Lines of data
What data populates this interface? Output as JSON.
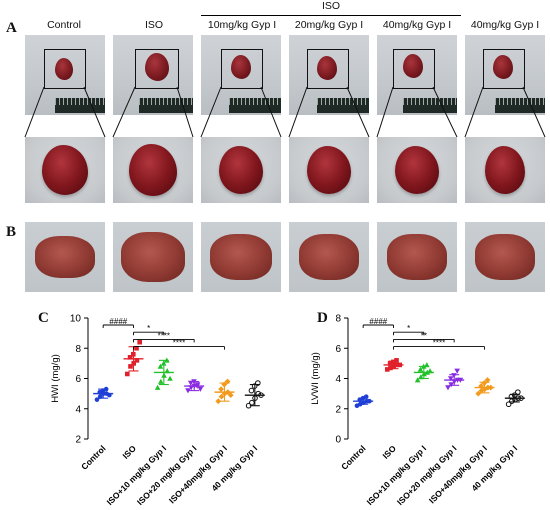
{
  "panels": {
    "a": "A",
    "b": "B",
    "c": "C",
    "d": "D"
  },
  "iso_group_label": "ISO",
  "groups": [
    "Control",
    "ISO",
    "10mg/kg Gyp I",
    "20mg/kg Gyp I",
    "40mg/kg Gyp I",
    "40mg/kg Gyp I"
  ],
  "colors": {
    "control": "#1f3fd6",
    "iso": "#e0202a",
    "iso10": "#22c02a",
    "iso20": "#8a2be2",
    "iso40": "#f29a1c",
    "gyp40": "#111111"
  },
  "chart_data": [
    {
      "type": "scatter",
      "title": "",
      "xlabel": "",
      "ylabel": "HWI (mg/g)",
      "ylim": [
        2,
        10
      ],
      "yticks": [
        "2",
        "4",
        "6",
        "8",
        "10"
      ],
      "categories": [
        "Control",
        "ISO",
        "ISO+10 mg/kg Gyp I",
        "ISO+20 mg/kg Gyp I",
        "ISO+40mg/kg Gyp I",
        "40 mg/kg Gyp I"
      ],
      "means": [
        5.0,
        7.3,
        6.4,
        5.5,
        5.1,
        4.9
      ],
      "sd": [
        0.3,
        0.8,
        0.8,
        0.3,
        0.6,
        0.7
      ],
      "points": [
        [
          4.6,
          4.8,
          5.0,
          5.0,
          5.1,
          5.2,
          5.3,
          4.9
        ],
        [
          6.3,
          6.8,
          7.0,
          7.2,
          7.4,
          7.6,
          8.0,
          8.4
        ],
        [
          5.4,
          5.8,
          6.2,
          6.5,
          6.8,
          7.0,
          7.2,
          6.0
        ],
        [
          5.2,
          5.4,
          5.5,
          5.6,
          5.7,
          5.8,
          5.5,
          5.3
        ],
        [
          4.5,
          4.8,
          5.0,
          5.1,
          5.3,
          5.6,
          5.8,
          4.9
        ],
        [
          4.2,
          4.4,
          4.7,
          5.0,
          5.2,
          5.5,
          5.7,
          4.9
        ]
      ],
      "annotations": [
        {
          "from": 0,
          "to": 1,
          "label": "####"
        },
        {
          "from": 1,
          "to": 2,
          "label": "*"
        },
        {
          "from": 1,
          "to": 3,
          "label": "****"
        },
        {
          "from": 1,
          "to": 4,
          "label": "****"
        }
      ]
    },
    {
      "type": "scatter",
      "title": "",
      "xlabel": "",
      "ylabel": "LVWI (mg/g)",
      "ylim": [
        0,
        8
      ],
      "yticks": [
        "0",
        "2",
        "4",
        "6",
        "8"
      ],
      "categories": [
        "Control",
        "ISO",
        "ISO+10 mg/kg Gyp I",
        "ISO+20 mg/kg Gyp I",
        "ISO+40mg/kg Gyp I",
        "40 mg/kg Gyp I"
      ],
      "means": [
        2.5,
        4.9,
        4.4,
        3.9,
        3.4,
        2.7
      ],
      "sd": [
        0.2,
        0.25,
        0.4,
        0.35,
        0.35,
        0.25
      ],
      "points": [
        [
          2.2,
          2.3,
          2.4,
          2.5,
          2.6,
          2.7,
          2.8,
          2.5
        ],
        [
          4.6,
          4.7,
          4.8,
          4.9,
          5.0,
          5.1,
          5.2,
          4.9
        ],
        [
          3.9,
          4.1,
          4.3,
          4.4,
          4.6,
          4.8,
          4.9,
          4.5
        ],
        [
          3.4,
          3.6,
          3.8,
          3.9,
          4.0,
          4.2,
          4.5,
          3.9
        ],
        [
          3.0,
          3.2,
          3.3,
          3.4,
          3.5,
          3.7,
          3.9,
          3.4
        ],
        [
          2.3,
          2.5,
          2.6,
          2.7,
          2.8,
          2.9,
          3.1,
          2.7
        ]
      ],
      "annotations": [
        {
          "from": 0,
          "to": 1,
          "label": "####"
        },
        {
          "from": 1,
          "to": 2,
          "label": "*"
        },
        {
          "from": 1,
          "to": 3,
          "label": "**"
        },
        {
          "from": 1,
          "to": 4,
          "label": "****"
        }
      ]
    }
  ]
}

- _WHAT YOU SHOULD DO_
The records above need to be given again exactly. Omit the pictures.

- _COMPLETED EXERCISE_
What data populates this interface? Output as JSON.
{
  "panels": {
    "a": "A",
    "b": "B",
    "c": "C",
    "d": "D"
  },
  "iso_group_label": "ISO",
  "groups": [
    "Control",
    "ISO",
    "10mg/kg Gyp I",
    "20mg/kg Gyp I",
    "40mg/kg Gyp I",
    "40mg/kg Gyp I"
  ],
  "colors": {
    "control": "#1f3fd6",
    "iso": "#e0202a",
    "iso10": "#22c02a",
    "iso20": "#8a2be2",
    "iso40": "#f29a1c",
    "gyp40": "#111111"
  },
  "chart_data": [
    {
      "type": "scatter",
      "title": "",
      "xlabel": "",
      "ylabel": "HWI (mg/g)",
      "ylim": [
        2,
        10
      ],
      "yticks": [
        "2",
        "4",
        "6",
        "8",
        "10"
      ],
      "categories": [
        "Control",
        "ISO",
        "ISO+10 mg/kg Gyp I",
        "ISO+20 mg/kg Gyp I",
        "ISO+40mg/kg Gyp I",
        "40 mg/kg Gyp I"
      ],
      "means": [
        5.0,
        7.3,
        6.4,
        5.5,
        5.1,
        4.9
      ],
      "sd": [
        0.3,
        0.8,
        0.8,
        0.3,
        0.6,
        0.7
      ],
      "points": [
        [
          4.6,
          4.8,
          5.0,
          5.0,
          5.1,
          5.2,
          5.3,
          4.9
        ],
        [
          6.3,
          6.8,
          7.0,
          7.2,
          7.4,
          7.6,
          8.0,
          8.4
        ],
        [
          5.4,
          5.8,
          6.2,
          6.5,
          6.8,
          7.0,
          7.2,
          6.0
        ],
        [
          5.2,
          5.4,
          5.5,
          5.6,
          5.7,
          5.8,
          5.5,
          5.3
        ],
        [
          4.5,
          4.8,
          5.0,
          5.1,
          5.3,
          5.6,
          5.8,
          4.9
        ],
        [
          4.2,
          4.4,
          4.7,
          5.0,
          5.2,
          5.5,
          5.7,
          4.9
        ]
      ],
      "annotations": [
        {
          "from": 0,
          "to": 1,
          "label": "####"
        },
        {
          "from": 1,
          "to": 2,
          "label": "*"
        },
        {
          "from": 1,
          "to": 3,
          "label": "****"
        },
        {
          "from": 1,
          "to": 4,
          "label": "****"
        }
      ]
    },
    {
      "type": "scatter",
      "title": "",
      "xlabel": "",
      "ylabel": "LVWI (mg/g)",
      "ylim": [
        0,
        8
      ],
      "yticks": [
        "0",
        "2",
        "4",
        "6",
        "8"
      ],
      "categories": [
        "Control",
        "ISO",
        "ISO+10 mg/kg Gyp I",
        "ISO+20 mg/kg Gyp I",
        "ISO+40mg/kg Gyp I",
        "40 mg/kg Gyp I"
      ],
      "means": [
        2.5,
        4.9,
        4.4,
        3.9,
        3.4,
        2.7
      ],
      "sd": [
        0.2,
        0.25,
        0.4,
        0.35,
        0.35,
        0.25
      ],
      "points": [
        [
          2.2,
          2.3,
          2.4,
          2.5,
          2.6,
          2.7,
          2.8,
          2.5
        ],
        [
          4.6,
          4.7,
          4.8,
          4.9,
          5.0,
          5.1,
          5.2,
          4.9
        ],
        [
          3.9,
          4.1,
          4.3,
          4.4,
          4.6,
          4.8,
          4.9,
          4.5
        ],
        [
          3.4,
          3.6,
          3.8,
          3.9,
          4.0,
          4.2,
          4.5,
          3.9
        ],
        [
          3.0,
          3.2,
          3.3,
          3.4,
          3.5,
          3.7,
          3.9,
          3.4
        ],
        [
          2.3,
          2.5,
          2.6,
          2.7,
          2.8,
          2.9,
          3.1,
          2.7
        ]
      ],
      "annotations": [
        {
          "from": 0,
          "to": 1,
          "label": "####"
        },
        {
          "from": 1,
          "to": 2,
          "label": "*"
        },
        {
          "from": 1,
          "to": 3,
          "label": "**"
        },
        {
          "from": 1,
          "to": 4,
          "label": "****"
        }
      ]
    }
  ]
}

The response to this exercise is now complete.